*Your task*:
Pictures are not part of the copy; reproduce the remaining data exactly.
*** Opening of Data records ***
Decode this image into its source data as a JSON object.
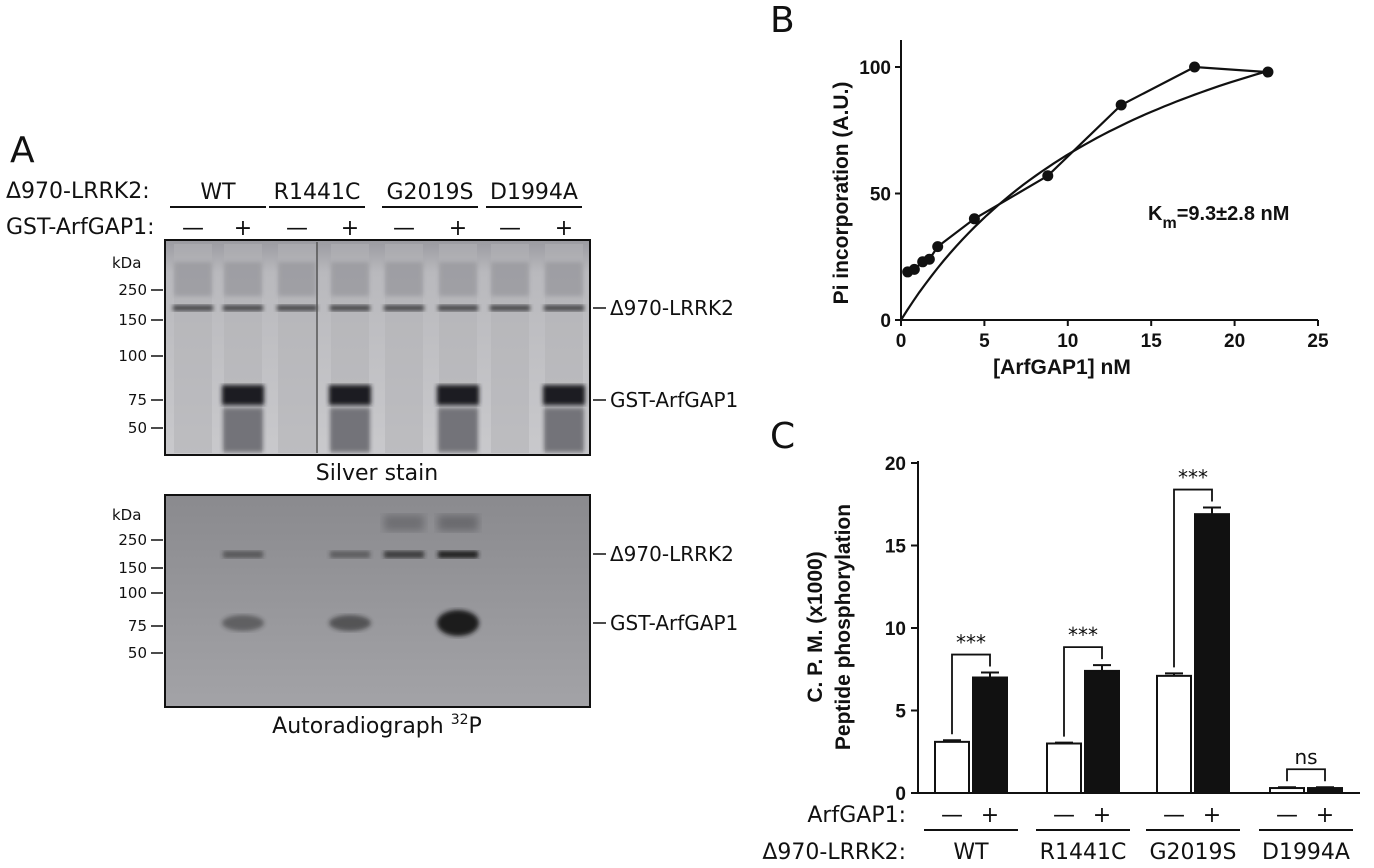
{
  "panel_a": {
    "letter": "A",
    "row1_label": "Δ970-LRRK2:",
    "row2_label": "GST-ArfGAP1:",
    "groups": [
      "WT",
      "R1441C",
      "G2019S",
      "D1994A"
    ],
    "minus": "—",
    "plus": "+",
    "kda": "kDa",
    "silver_markers": [
      "250",
      "150",
      "100",
      "75",
      "50"
    ],
    "auto_markers": [
      "250",
      "150",
      "100",
      "75",
      "50"
    ],
    "band_lrrk2": "Δ970-LRRK2",
    "band_gap": "GST-ArfGAP1",
    "silver_caption": "Silver stain",
    "auto_caption": "Autoradiograph ",
    "auto_caption_sup": "32",
    "auto_caption_end": "P"
  },
  "chart_data": [
    {
      "panel": "B",
      "type": "scatter",
      "xlabel": "[ArfGAP1] nM",
      "ylabel": "Pi incorporation (A.U.)",
      "xlim": [
        0,
        25
      ],
      "ylim": [
        0,
        110
      ],
      "xticks": [
        "0",
        "5",
        "10",
        "15",
        "20",
        "25"
      ],
      "yticks": [
        "0",
        "50",
        "100"
      ],
      "x": [
        0.4,
        0.8,
        1.3,
        1.7,
        2.2,
        4.4,
        8.8,
        13.2,
        17.6,
        22.0
      ],
      "y": [
        19,
        20,
        23,
        24,
        29,
        40,
        57,
        85,
        100,
        98
      ],
      "fit_vmax": 170,
      "fit_km": 16,
      "annotation_main": "K",
      "annotation_sub": "m",
      "annotation_rest": "=9.3±2.8 nM"
    },
    {
      "panel": "C",
      "type": "bar",
      "ylabel_line1": "C. P. M. (x1000)",
      "ylabel_line2": "Peptide phosphorylation",
      "ylim": [
        0,
        20
      ],
      "yticks": [
        "0",
        "5",
        "10",
        "15",
        "20"
      ],
      "groups": [
        "WT",
        "R1441C",
        "G2019S",
        "D1994A"
      ],
      "series": [
        {
          "values": [
            3.1,
            3.0,
            7.1,
            0.3
          ],
          "errors": [
            0.1,
            0.05,
            0.15,
            0.05
          ],
          "color": "#ffffff"
        },
        {
          "values": [
            7.0,
            7.4,
            16.9,
            0.3
          ],
          "errors": [
            0.3,
            0.35,
            0.4,
            0.05
          ],
          "color": "#111111"
        }
      ],
      "significance": [
        "***",
        "***",
        "***",
        "ns"
      ],
      "row1_label": "ArfGAP1:",
      "row2_label": "Δ970-LRRK2:",
      "minus": "—",
      "plus": "+"
    }
  ],
  "panel_c_letter": "C"
}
*** Close of Data records ***
*Result of this task*:
Decode this image into its source data as a JSON object.
{
  "panel_a": {
    "letter": "A",
    "row1_label": "Δ970-LRRK2:",
    "row2_label": "GST-ArfGAP1:",
    "groups": [
      "WT",
      "R1441C",
      "G2019S",
      "D1994A"
    ],
    "minus": "—",
    "plus": "+",
    "kda": "kDa",
    "silver_markers": [
      "250",
      "150",
      "100",
      "75",
      "50"
    ],
    "auto_markers": [
      "250",
      "150",
      "100",
      "75",
      "50"
    ],
    "band_lrrk2": "Δ970-LRRK2",
    "band_gap": "GST-ArfGAP1",
    "silver_caption": "Silver stain",
    "auto_caption": "Autoradiograph ",
    "auto_caption_sup": "32",
    "auto_caption_end": "P"
  },
  "chart_data": [
    {
      "panel": "B",
      "type": "scatter",
      "xlabel": "[ArfGAP1] nM",
      "ylabel": "Pi incorporation (A.U.)",
      "xlim": [
        0,
        25
      ],
      "ylim": [
        0,
        110
      ],
      "xticks": [
        "0",
        "5",
        "10",
        "15",
        "20",
        "25"
      ],
      "yticks": [
        "0",
        "50",
        "100"
      ],
      "x": [
        0.4,
        0.8,
        1.3,
        1.7,
        2.2,
        4.4,
        8.8,
        13.2,
        17.6,
        22.0
      ],
      "y": [
        19,
        20,
        23,
        24,
        29,
        40,
        57,
        85,
        100,
        98
      ],
      "fit_vmax": 170,
      "fit_km": 16,
      "annotation_main": "K",
      "annotation_sub": "m",
      "annotation_rest": "=9.3±2.8 nM"
    },
    {
      "panel": "C",
      "type": "bar",
      "ylabel_line1": "C. P. M. (x1000)",
      "ylabel_line2": "Peptide phosphorylation",
      "ylim": [
        0,
        20
      ],
      "yticks": [
        "0",
        "5",
        "10",
        "15",
        "20"
      ],
      "groups": [
        "WT",
        "R1441C",
        "G2019S",
        "D1994A"
      ],
      "series": [
        {
          "values": [
            3.1,
            3.0,
            7.1,
            0.3
          ],
          "errors": [
            0.1,
            0.05,
            0.15,
            0.05
          ],
          "color": "#ffffff"
        },
        {
          "values": [
            7.0,
            7.4,
            16.9,
            0.3
          ],
          "errors": [
            0.3,
            0.35,
            0.4,
            0.05
          ],
          "color": "#111111"
        }
      ],
      "significance": [
        "***",
        "***",
        "***",
        "ns"
      ],
      "row1_label": "ArfGAP1:",
      "row2_label": "Δ970-LRRK2:",
      "minus": "—",
      "plus": "+"
    }
  ],
  "panel_c_letter": "C"
}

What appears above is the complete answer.